## Objective
Only the pictures are left out: repeat the rest of the entries exactly.

* START Provided information *

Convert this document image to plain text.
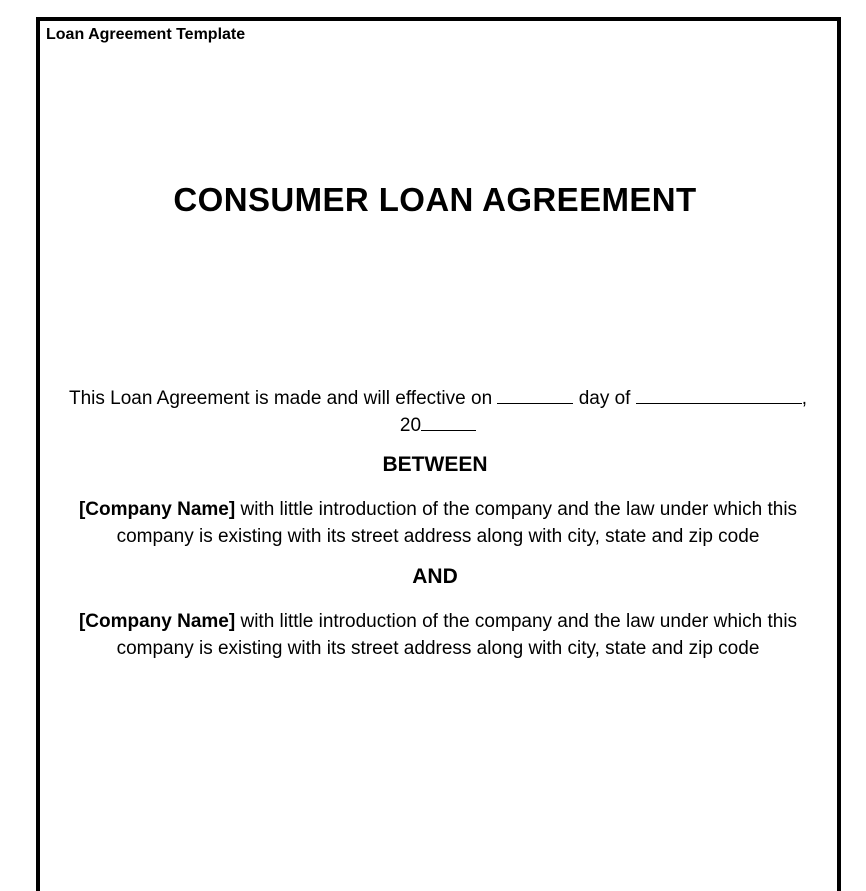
Loan Agreement Template
CONSUMER LOAN AGREEMENT
This Loan Agreement is made and will effective on	day of	,
20
BETWEEN
[Company Name] with little introduction of the company and the law under which this company is existing with its street address along with city, state and zip code
AND
[Company Name] with little introduction of the company and the law under which this company is existing with its street address along with city, state and zip code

* END Provided information *

## Task answer
Convert this document image to plain text.
Loan Agreement Template
CONSUMER LOAN AGREEMENT
This Loan Agreement is made and will effective on	day of	,
20
BETWEEN
[Company Name] with little introduction of the company and the law under which this company is existing with its street address along with city, state and zip code
AND
[Company Name] with little introduction of the company and the law under which this company is existing with its street address along with city, state and zip code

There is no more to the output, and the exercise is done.